* GIVEN REQUEST *
Tell how many lines in the data below hold the string "leaf"; give nothing but the number.

* THE RECORDS *
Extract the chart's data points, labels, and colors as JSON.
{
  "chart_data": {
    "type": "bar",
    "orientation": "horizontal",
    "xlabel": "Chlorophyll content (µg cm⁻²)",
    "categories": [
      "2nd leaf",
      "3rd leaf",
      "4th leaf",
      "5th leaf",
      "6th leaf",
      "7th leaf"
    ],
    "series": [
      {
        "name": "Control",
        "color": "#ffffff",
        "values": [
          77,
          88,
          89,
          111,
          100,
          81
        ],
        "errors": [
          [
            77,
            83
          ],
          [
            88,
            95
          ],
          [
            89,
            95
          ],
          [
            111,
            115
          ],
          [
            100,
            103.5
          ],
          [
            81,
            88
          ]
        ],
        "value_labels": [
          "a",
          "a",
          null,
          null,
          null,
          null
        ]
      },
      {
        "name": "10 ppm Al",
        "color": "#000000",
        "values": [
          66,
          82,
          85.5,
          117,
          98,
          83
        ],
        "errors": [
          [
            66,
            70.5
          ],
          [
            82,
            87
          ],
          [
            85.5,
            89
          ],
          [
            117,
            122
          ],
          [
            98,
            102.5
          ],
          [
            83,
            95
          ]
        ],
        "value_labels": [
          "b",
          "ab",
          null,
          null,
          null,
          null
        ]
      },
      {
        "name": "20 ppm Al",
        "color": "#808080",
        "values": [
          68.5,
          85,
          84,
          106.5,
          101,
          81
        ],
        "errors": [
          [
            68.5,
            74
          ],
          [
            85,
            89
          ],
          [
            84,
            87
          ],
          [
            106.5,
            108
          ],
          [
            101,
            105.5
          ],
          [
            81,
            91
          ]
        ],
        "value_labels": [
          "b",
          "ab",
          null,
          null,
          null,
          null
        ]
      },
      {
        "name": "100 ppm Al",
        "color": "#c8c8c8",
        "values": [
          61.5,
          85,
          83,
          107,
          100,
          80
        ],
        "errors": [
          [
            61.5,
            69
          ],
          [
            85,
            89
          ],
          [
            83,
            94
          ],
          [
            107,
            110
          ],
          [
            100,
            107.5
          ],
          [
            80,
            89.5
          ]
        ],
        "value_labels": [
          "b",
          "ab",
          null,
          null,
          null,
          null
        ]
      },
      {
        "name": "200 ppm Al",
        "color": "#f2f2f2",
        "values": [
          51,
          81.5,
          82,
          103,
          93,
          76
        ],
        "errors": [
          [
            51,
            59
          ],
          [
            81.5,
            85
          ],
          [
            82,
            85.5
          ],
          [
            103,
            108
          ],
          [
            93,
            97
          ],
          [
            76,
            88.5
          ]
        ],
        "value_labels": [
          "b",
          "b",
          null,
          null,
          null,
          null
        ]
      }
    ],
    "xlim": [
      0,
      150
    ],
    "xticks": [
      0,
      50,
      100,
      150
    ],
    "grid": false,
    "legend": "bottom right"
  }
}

* ANSWER TO THIS TASK *
6